(Data entries for graphics)

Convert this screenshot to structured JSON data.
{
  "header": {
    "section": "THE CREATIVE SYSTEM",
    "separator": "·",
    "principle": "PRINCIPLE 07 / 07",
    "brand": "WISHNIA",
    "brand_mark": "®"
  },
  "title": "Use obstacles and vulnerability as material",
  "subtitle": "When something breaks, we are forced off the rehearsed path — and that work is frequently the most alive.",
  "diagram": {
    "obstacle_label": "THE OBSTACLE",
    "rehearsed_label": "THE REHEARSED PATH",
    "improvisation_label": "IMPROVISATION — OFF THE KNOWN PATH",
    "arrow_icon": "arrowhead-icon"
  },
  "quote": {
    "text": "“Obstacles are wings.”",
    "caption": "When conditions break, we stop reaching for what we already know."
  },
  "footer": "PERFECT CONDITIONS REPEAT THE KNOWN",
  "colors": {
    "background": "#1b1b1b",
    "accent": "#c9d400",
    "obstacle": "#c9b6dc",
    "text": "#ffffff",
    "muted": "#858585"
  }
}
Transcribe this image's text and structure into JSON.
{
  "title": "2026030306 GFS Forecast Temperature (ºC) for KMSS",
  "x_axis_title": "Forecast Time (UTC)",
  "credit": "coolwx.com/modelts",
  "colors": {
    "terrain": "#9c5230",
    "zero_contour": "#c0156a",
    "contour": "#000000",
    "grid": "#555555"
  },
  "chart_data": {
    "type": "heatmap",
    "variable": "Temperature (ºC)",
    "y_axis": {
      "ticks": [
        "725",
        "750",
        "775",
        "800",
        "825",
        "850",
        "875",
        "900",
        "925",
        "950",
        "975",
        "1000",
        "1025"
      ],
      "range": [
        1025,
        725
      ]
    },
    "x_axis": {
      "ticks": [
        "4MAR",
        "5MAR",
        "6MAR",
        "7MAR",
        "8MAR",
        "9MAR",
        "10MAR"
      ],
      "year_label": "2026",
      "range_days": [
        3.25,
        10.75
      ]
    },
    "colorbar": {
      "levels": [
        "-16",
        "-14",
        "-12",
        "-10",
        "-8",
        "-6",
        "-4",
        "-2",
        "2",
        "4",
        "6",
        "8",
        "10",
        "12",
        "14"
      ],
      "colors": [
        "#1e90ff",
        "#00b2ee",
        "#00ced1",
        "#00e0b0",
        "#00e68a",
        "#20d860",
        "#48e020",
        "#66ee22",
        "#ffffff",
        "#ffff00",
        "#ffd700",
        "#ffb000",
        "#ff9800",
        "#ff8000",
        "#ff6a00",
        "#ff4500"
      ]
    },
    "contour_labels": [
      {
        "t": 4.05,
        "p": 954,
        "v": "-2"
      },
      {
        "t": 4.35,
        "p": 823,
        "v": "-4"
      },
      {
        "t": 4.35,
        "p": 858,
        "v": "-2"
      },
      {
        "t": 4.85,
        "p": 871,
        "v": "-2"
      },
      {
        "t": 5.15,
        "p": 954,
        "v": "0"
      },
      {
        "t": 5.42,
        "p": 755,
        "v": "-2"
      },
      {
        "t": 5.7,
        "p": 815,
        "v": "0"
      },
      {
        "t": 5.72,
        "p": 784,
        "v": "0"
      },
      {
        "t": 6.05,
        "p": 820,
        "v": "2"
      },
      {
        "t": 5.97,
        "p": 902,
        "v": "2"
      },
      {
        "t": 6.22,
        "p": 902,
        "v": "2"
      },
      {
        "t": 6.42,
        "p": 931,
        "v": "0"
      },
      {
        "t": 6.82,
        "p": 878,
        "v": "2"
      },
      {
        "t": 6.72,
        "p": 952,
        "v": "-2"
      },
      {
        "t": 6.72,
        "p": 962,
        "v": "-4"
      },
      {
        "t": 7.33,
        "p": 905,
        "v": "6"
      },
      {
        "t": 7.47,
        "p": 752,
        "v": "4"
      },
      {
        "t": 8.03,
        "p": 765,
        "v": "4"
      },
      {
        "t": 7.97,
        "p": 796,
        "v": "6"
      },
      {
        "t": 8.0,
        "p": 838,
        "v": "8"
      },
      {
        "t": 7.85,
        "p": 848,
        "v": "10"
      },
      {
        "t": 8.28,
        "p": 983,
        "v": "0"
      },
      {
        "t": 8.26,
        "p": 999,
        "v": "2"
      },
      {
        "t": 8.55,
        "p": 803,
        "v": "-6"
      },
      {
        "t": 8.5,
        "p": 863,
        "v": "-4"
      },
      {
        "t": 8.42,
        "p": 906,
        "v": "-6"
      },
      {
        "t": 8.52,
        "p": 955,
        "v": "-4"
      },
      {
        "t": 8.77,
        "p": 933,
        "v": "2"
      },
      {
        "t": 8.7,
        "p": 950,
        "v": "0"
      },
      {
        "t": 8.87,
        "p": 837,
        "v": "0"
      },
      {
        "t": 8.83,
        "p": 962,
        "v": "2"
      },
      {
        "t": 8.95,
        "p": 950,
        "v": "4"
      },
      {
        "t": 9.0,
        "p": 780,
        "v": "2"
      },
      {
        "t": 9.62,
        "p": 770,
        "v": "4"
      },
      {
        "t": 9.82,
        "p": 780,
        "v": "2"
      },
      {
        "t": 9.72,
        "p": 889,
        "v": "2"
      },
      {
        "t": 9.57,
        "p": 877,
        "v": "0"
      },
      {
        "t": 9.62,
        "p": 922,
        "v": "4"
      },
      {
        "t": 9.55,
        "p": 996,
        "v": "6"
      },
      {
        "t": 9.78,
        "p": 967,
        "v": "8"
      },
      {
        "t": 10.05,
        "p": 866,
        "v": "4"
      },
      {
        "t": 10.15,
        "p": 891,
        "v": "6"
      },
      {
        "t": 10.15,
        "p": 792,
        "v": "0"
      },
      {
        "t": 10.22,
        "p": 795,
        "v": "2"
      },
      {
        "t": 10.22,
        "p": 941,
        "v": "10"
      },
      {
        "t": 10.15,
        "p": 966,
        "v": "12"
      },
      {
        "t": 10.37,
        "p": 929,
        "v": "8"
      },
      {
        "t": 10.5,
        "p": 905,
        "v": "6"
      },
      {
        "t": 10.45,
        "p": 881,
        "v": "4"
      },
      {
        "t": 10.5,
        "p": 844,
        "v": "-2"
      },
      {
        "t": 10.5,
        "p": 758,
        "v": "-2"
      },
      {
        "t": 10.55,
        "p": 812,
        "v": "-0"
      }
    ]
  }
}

▶ _Required work_
Quote each line of the listing above exactly.

▶ _Response_
Convert this screenshot to structured JSON data.
{
  "header": {
    "section": "THE CREATIVE SYSTEM",
    "separator": "·",
    "principle": "PRINCIPLE 07 / 07",
    "brand": "WISHNIA",
    "brand_mark": "®"
  },
  "title": "Use obstacles and vulnerability as material",
  "subtitle": "When something breaks, we are forced off the rehearsed path — and that work is frequently the most alive.",
  "diagram": {
    "obstacle_label": "THE OBSTACLE",
    "rehearsed_label": "THE REHEARSED PATH",
    "improvisation_label": "IMPROVISATION — OFF THE KNOWN PATH",
    "arrow_icon": "arrowhead-icon"
  },
  "quote": {
    "text": "“Obstacles are wings.”",
    "caption": "When conditions break, we stop reaching for what we already know."
  },
  "footer": "PERFECT CONDITIONS REPEAT THE KNOWN",
  "colors": {
    "background": "#1b1b1b",
    "accent": "#c9d400",
    "obstacle": "#c9b6dc",
    "text": "#ffffff",
    "muted": "#858585"
  }
}
Transcribe this image's text and structure into JSON.
{
  "title": "2026030306 GFS Forecast Temperature (ºC) for KMSS",
  "x_axis_title": "Forecast Time (UTC)",
  "credit": "coolwx.com/modelts",
  "colors": {
    "terrain": "#9c5230",
    "zero_contour": "#c0156a",
    "contour": "#000000",
    "grid": "#555555"
  },
  "chart_data": {
    "type": "heatmap",
    "variable": "Temperature (ºC)",
    "y_axis": {
      "ticks": [
        "725",
        "750",
        "775",
        "800",
        "825",
        "850",
        "875",
        "900",
        "925",
        "950",
        "975",
        "1000",
        "1025"
      ],
      "range": [
        1025,
        725
      ]
    },
    "x_axis": {
      "ticks": [
        "4MAR",
        "5MAR",
        "6MAR",
        "7MAR",
        "8MAR",
        "9MAR",
        "10MAR"
      ],
      "year_label": "2026",
      "range_days": [
        3.25,
        10.75
      ]
    },
    "colorbar": {
      "levels": [
        "-16",
        "-14",
        "-12",
        "-10",
        "-8",
        "-6",
        "-4",
        "-2",
        "2",
        "4",
        "6",
        "8",
        "10",
        "12",
        "14"
      ],
      "colors": [
        "#1e90ff",
        "#00b2ee",
        "#00ced1",
        "#00e0b0",
        "#00e68a",
        "#20d860",
        "#48e020",
        "#66ee22",
        "#ffffff",
        "#ffff00",
        "#ffd700",
        "#ffb000",
        "#ff9800",
        "#ff8000",
        "#ff6a00",
        "#ff4500"
      ]
    },
    "contour_labels": [
      {
        "t": 4.05,
        "p": 954,
        "v": "-2"
      },
      {
        "t": 4.35,
        "p": 823,
        "v": "-4"
      },
      {
        "t": 4.35,
        "p": 858,
        "v": "-2"
      },
      {
        "t": 4.85,
        "p": 871,
        "v": "-2"
      },
      {
        "t": 5.15,
        "p": 954,
        "v": "0"
      },
      {
        "t": 5.42,
        "p": 755,
        "v": "-2"
      },
      {
        "t": 5.7,
        "p": 815,
        "v": "0"
      },
      {
        "t": 5.72,
        "p": 784,
        "v": "0"
      },
      {
        "t": 6.05,
        "p": 820,
        "v": "2"
      },
      {
        "t": 5.97,
        "p": 902,
        "v": "2"
      },
      {
        "t": 6.22,
        "p": 902,
        "v": "2"
      },
      {
        "t": 6.42,
        "p": 931,
        "v": "0"
      },
      {
        "t": 6.82,
        "p": 878,
        "v": "2"
      },
      {
        "t": 6.72,
        "p": 952,
        "v": "-2"
      },
      {
        "t": 6.72,
        "p": 962,
        "v": "-4"
      },
      {
        "t": 7.33,
        "p": 905,
        "v": "6"
      },
      {
        "t": 7.47,
        "p": 752,
        "v": "4"
      },
      {
        "t": 8.03,
        "p": 765,
        "v": "4"
      },
      {
        "t": 7.97,
        "p": 796,
        "v": "6"
      },
      {
        "t": 8.0,
        "p": 838,
        "v": "8"
      },
      {
        "t": 7.85,
        "p": 848,
        "v": "10"
      },
      {
        "t": 8.28,
        "p": 983,
        "v": "0"
      },
      {
        "t": 8.26,
        "p": 999,
        "v": "2"
      },
      {
        "t": 8.55,
        "p": 803,
        "v": "-6"
      },
      {
        "t": 8.5,
        "p": 863,
        "v": "-4"
      },
      {
        "t": 8.42,
        "p": 906,
        "v": "-6"
      },
      {
        "t": 8.52,
        "p": 955,
        "v": "-4"
      },
      {
        "t": 8.77,
        "p": 933,
        "v": "2"
      },
      {
        "t": 8.7,
        "p": 950,
        "v": "0"
      },
      {
        "t": 8.87,
        "p": 837,
        "v": "0"
      },
      {
        "t": 8.83,
        "p": 962,
        "v": "2"
      },
      {
        "t": 8.95,
        "p": 950,
        "v": "4"
      },
      {
        "t": 9.0,
        "p": 780,
        "v": "2"
      },
      {
        "t": 9.62,
        "p": 770,
        "v": "4"
      },
      {
        "t": 9.82,
        "p": 780,
        "v": "2"
      },
      {
        "t": 9.72,
        "p": 889,
        "v": "2"
      },
      {
        "t": 9.57,
        "p": 877,
        "v": "0"
      },
      {
        "t": 9.62,
        "p": 922,
        "v": "4"
      },
      {
        "t": 9.55,
        "p": 996,
        "v": "6"
      },
      {
        "t": 9.78,
        "p": 967,
        "v": "8"
      },
      {
        "t": 10.05,
        "p": 866,
        "v": "4"
      },
      {
        "t": 10.15,
        "p": 891,
        "v": "6"
      },
      {
        "t": 10.15,
        "p": 792,
        "v": "0"
      },
      {
        "t": 10.22,
        "p": 795,
        "v": "2"
      },
      {
        "t": 10.22,
        "p": 941,
        "v": "10"
      },
      {
        "t": 10.15,
        "p": 966,
        "v": "12"
      },
      {
        "t": 10.37,
        "p": 929,
        "v": "8"
      },
      {
        "t": 10.5,
        "p": 905,
        "v": "6"
      },
      {
        "t": 10.45,
        "p": 881,
        "v": "4"
      },
      {
        "t": 10.5,
        "p": 844,
        "v": "-2"
      },
      {
        "t": 10.5,
        "p": 758,
        "v": "-2"
      },
      {
        "t": 10.55,
        "p": 812,
        "v": "-0"
      }
    ]
  }
}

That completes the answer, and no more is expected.